■ **WRITTEN EXERCISE**:
Restate the records below word for word.

### SUPPLIED RECORDS ###

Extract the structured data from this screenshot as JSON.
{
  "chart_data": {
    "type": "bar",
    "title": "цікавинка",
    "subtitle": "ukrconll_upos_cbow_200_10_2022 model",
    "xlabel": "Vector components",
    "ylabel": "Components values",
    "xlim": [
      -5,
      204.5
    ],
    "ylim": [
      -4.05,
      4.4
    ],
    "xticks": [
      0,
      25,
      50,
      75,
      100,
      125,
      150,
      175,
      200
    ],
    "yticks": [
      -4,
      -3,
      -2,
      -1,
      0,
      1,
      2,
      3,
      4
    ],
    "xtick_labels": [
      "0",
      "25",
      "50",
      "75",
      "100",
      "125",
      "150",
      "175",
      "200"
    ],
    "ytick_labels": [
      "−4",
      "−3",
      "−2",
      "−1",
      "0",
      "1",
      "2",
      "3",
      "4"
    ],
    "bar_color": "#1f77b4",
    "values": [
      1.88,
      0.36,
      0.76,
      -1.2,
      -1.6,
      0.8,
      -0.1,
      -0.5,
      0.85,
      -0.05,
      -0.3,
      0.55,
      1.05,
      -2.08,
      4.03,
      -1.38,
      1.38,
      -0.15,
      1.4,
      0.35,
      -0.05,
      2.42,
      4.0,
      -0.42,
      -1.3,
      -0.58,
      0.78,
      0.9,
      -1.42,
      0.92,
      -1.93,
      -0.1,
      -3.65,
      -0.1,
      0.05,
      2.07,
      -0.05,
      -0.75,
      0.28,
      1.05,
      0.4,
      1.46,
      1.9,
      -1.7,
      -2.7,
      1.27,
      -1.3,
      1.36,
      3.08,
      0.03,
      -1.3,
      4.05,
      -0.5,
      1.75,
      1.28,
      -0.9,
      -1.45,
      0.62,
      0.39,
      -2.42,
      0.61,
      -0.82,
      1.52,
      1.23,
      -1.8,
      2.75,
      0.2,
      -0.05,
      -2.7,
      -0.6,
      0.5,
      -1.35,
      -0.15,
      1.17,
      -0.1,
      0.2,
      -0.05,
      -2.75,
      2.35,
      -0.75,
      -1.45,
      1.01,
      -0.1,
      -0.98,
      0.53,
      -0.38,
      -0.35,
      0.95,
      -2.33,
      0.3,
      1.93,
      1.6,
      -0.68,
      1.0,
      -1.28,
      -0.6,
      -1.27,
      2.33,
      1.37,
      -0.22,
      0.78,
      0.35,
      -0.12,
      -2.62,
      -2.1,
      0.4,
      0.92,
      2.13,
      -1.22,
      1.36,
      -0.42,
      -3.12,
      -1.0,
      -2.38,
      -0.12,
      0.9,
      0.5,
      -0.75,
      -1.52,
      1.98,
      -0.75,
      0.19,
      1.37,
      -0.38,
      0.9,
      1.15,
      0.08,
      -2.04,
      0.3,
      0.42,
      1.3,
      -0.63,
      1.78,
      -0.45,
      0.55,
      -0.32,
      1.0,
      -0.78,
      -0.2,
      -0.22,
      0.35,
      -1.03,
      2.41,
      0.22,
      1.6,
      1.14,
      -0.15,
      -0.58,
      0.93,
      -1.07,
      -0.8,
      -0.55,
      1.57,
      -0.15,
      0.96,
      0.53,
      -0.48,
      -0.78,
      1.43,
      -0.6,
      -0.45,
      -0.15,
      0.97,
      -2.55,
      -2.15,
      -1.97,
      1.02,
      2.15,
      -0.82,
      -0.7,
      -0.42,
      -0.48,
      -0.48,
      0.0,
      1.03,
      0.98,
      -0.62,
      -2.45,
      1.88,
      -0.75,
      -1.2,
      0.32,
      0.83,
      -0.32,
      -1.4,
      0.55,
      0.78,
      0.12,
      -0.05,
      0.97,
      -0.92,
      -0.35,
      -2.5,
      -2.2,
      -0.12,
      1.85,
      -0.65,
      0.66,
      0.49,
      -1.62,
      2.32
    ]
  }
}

###

■ **CORRECT ANSWER**:
Extract the structured data from this screenshot as JSON.
{
  "chart_data": {
    "type": "bar",
    "title": "цікавинка",
    "subtitle": "ukrconll_upos_cbow_200_10_2022 model",
    "xlabel": "Vector components",
    "ylabel": "Components values",
    "xlim": [
      -5,
      204.5
    ],
    "ylim": [
      -4.05,
      4.4
    ],
    "xticks": [
      0,
      25,
      50,
      75,
      100,
      125,
      150,
      175,
      200
    ],
    "yticks": [
      -4,
      -3,
      -2,
      -1,
      0,
      1,
      2,
      3,
      4
    ],
    "xtick_labels": [
      "0",
      "25",
      "50",
      "75",
      "100",
      "125",
      "150",
      "175",
      "200"
    ],
    "ytick_labels": [
      "−4",
      "−3",
      "−2",
      "−1",
      "0",
      "1",
      "2",
      "3",
      "4"
    ],
    "bar_color": "#1f77b4",
    "values": [
      1.88,
      0.36,
      0.76,
      -1.2,
      -1.6,
      0.8,
      -0.1,
      -0.5,
      0.85,
      -0.05,
      -0.3,
      0.55,
      1.05,
      -2.08,
      4.03,
      -1.38,
      1.38,
      -0.15,
      1.4,
      0.35,
      -0.05,
      2.42,
      4.0,
      -0.42,
      -1.3,
      -0.58,
      0.78,
      0.9,
      -1.42,
      0.92,
      -1.93,
      -0.1,
      -3.65,
      -0.1,
      0.05,
      2.07,
      -0.05,
      -0.75,
      0.28,
      1.05,
      0.4,
      1.46,
      1.9,
      -1.7,
      -2.7,
      1.27,
      -1.3,
      1.36,
      3.08,
      0.03,
      -1.3,
      4.05,
      -0.5,
      1.75,
      1.28,
      -0.9,
      -1.45,
      0.62,
      0.39,
      -2.42,
      0.61,
      -0.82,
      1.52,
      1.23,
      -1.8,
      2.75,
      0.2,
      -0.05,
      -2.7,
      -0.6,
      0.5,
      -1.35,
      -0.15,
      1.17,
      -0.1,
      0.2,
      -0.05,
      -2.75,
      2.35,
      -0.75,
      -1.45,
      1.01,
      -0.1,
      -0.98,
      0.53,
      -0.38,
      -0.35,
      0.95,
      -2.33,
      0.3,
      1.93,
      1.6,
      -0.68,
      1.0,
      -1.28,
      -0.6,
      -1.27,
      2.33,
      1.37,
      -0.22,
      0.78,
      0.35,
      -0.12,
      -2.62,
      -2.1,
      0.4,
      0.92,
      2.13,
      -1.22,
      1.36,
      -0.42,
      -3.12,
      -1.0,
      -2.38,
      -0.12,
      0.9,
      0.5,
      -0.75,
      -1.52,
      1.98,
      -0.75,
      0.19,
      1.37,
      -0.38,
      0.9,
      1.15,
      0.08,
      -2.04,
      0.3,
      0.42,
      1.3,
      -0.63,
      1.78,
      -0.45,
      0.55,
      -0.32,
      1.0,
      -0.78,
      -0.2,
      -0.22,
      0.35,
      -1.03,
      2.41,
      0.22,
      1.6,
      1.14,
      -0.15,
      -0.58,
      0.93,
      -1.07,
      -0.8,
      -0.55,
      1.57,
      -0.15,
      0.96,
      0.53,
      -0.48,
      -0.78,
      1.43,
      -0.6,
      -0.45,
      -0.15,
      0.97,
      -2.55,
      -2.15,
      -1.97,
      1.02,
      2.15,
      -0.82,
      -0.7,
      -0.42,
      -0.48,
      -0.48,
      0.0,
      1.03,
      0.98,
      -0.62,
      -2.45,
      1.88,
      -0.75,
      -1.2,
      0.32,
      0.83,
      -0.32,
      -1.4,
      0.55,
      0.78,
      0.12,
      -0.05,
      0.97,
      -0.92,
      -0.35,
      -2.5,
      -2.2,
      -0.12,
      1.85,
      -0.65,
      0.66,
      0.49,
      -1.62,
      2.32
    ]
  }
}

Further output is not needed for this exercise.